_Aim_
Each entry here needs to be set down again exactly, please; pictures are left out.

_Input for this task_
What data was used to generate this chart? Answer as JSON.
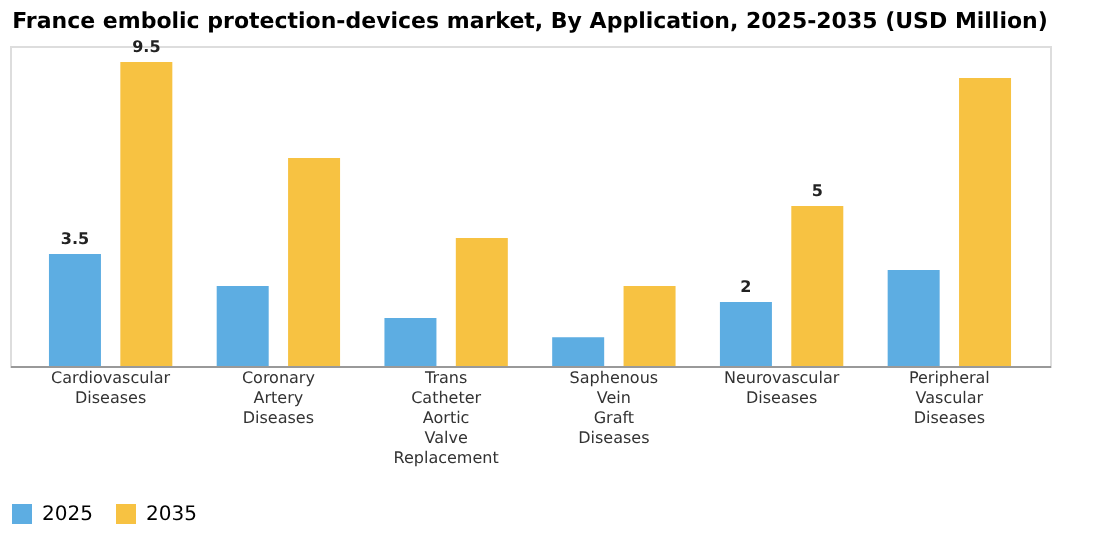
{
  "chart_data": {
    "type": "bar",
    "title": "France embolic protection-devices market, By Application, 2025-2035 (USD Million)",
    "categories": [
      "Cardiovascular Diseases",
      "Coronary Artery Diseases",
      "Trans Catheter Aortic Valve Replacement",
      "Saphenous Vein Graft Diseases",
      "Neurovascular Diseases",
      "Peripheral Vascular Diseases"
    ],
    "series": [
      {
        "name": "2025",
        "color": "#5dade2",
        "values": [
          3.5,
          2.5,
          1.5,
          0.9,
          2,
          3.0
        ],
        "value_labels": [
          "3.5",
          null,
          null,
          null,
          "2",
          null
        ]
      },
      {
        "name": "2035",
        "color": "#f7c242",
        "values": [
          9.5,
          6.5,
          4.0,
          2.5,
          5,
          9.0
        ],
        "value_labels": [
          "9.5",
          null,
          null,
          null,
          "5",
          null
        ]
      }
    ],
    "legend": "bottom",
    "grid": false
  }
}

_Expected answer_
What data was used to generate this chart? Answer as JSON.
{
  "chart_data": {
    "type": "bar",
    "title": "France embolic protection-devices market, By Application, 2025-2035 (USD Million)",
    "categories": [
      "Cardiovascular Diseases",
      "Coronary Artery Diseases",
      "Trans Catheter Aortic Valve Replacement",
      "Saphenous Vein Graft Diseases",
      "Neurovascular Diseases",
      "Peripheral Vascular Diseases"
    ],
    "series": [
      {
        "name": "2025",
        "color": "#5dade2",
        "values": [
          3.5,
          2.5,
          1.5,
          0.9,
          2,
          3.0
        ],
        "value_labels": [
          "3.5",
          null,
          null,
          null,
          "2",
          null
        ]
      },
      {
        "name": "2035",
        "color": "#f7c242",
        "values": [
          9.5,
          6.5,
          4.0,
          2.5,
          5,
          9.0
        ],
        "value_labels": [
          "9.5",
          null,
          null,
          null,
          "5",
          null
        ]
      }
    ],
    "legend": "bottom",
    "grid": false
  }
}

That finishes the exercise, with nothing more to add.